* **What the task requires**:
Transcribe every line of the listing below without any deviation.

(Raw records)
►
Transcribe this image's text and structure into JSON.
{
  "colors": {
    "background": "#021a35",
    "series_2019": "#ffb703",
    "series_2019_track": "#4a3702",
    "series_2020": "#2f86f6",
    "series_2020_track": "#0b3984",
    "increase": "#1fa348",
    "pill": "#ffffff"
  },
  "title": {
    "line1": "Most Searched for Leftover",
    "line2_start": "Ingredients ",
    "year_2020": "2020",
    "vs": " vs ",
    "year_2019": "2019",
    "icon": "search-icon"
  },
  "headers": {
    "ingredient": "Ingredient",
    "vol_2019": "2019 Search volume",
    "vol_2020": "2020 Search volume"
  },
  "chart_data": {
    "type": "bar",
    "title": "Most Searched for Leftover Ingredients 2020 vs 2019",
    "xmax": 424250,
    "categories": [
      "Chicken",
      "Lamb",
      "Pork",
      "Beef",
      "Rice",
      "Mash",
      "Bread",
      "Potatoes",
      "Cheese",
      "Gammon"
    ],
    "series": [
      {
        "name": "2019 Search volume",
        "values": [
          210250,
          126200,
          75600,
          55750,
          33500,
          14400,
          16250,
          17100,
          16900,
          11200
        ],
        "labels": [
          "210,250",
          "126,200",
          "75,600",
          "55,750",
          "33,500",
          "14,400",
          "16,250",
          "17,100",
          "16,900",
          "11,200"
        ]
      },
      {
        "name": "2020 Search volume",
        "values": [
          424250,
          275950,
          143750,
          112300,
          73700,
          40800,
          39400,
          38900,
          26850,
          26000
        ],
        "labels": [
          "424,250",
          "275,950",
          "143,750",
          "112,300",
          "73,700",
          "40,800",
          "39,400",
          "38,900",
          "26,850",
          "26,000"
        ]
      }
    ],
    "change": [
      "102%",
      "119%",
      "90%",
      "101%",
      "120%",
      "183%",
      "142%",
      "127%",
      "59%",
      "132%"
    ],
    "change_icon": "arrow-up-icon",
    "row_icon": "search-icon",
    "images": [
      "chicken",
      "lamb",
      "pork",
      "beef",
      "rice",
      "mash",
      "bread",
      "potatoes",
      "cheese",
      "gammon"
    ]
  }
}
◄
* **Result of the exercise**:
Transcribe this image's text and structure into JSON.
{
  "colors": {
    "background": "#021a35",
    "series_2019": "#ffb703",
    "series_2019_track": "#4a3702",
    "series_2020": "#2f86f6",
    "series_2020_track": "#0b3984",
    "increase": "#1fa348",
    "pill": "#ffffff"
  },
  "title": {
    "line1": "Most Searched for Leftover",
    "line2_start": "Ingredients ",
    "year_2020": "2020",
    "vs": " vs ",
    "year_2019": "2019",
    "icon": "search-icon"
  },
  "headers": {
    "ingredient": "Ingredient",
    "vol_2019": "2019 Search volume",
    "vol_2020": "2020 Search volume"
  },
  "chart_data": {
    "type": "bar",
    "title": "Most Searched for Leftover Ingredients 2020 vs 2019",
    "xmax": 424250,
    "categories": [
      "Chicken",
      "Lamb",
      "Pork",
      "Beef",
      "Rice",
      "Mash",
      "Bread",
      "Potatoes",
      "Cheese",
      "Gammon"
    ],
    "series": [
      {
        "name": "2019 Search volume",
        "values": [
          210250,
          126200,
          75600,
          55750,
          33500,
          14400,
          16250,
          17100,
          16900,
          11200
        ],
        "labels": [
          "210,250",
          "126,200",
          "75,600",
          "55,750",
          "33,500",
          "14,400",
          "16,250",
          "17,100",
          "16,900",
          "11,200"
        ]
      },
      {
        "name": "2020 Search volume",
        "values": [
          424250,
          275950,
          143750,
          112300,
          73700,
          40800,
          39400,
          38900,
          26850,
          26000
        ],
        "labels": [
          "424,250",
          "275,950",
          "143,750",
          "112,300",
          "73,700",
          "40,800",
          "39,400",
          "38,900",
          "26,850",
          "26,000"
        ]
      }
    ],
    "change": [
      "102%",
      "119%",
      "90%",
      "101%",
      "120%",
      "183%",
      "142%",
      "127%",
      "59%",
      "132%"
    ],
    "change_icon": "arrow-up-icon",
    "row_icon": "search-icon",
    "images": [
      "chicken",
      "lamb",
      "pork",
      "beef",
      "rice",
      "mash",
      "bread",
      "potatoes",
      "cheese",
      "gammon"
    ]
  }
}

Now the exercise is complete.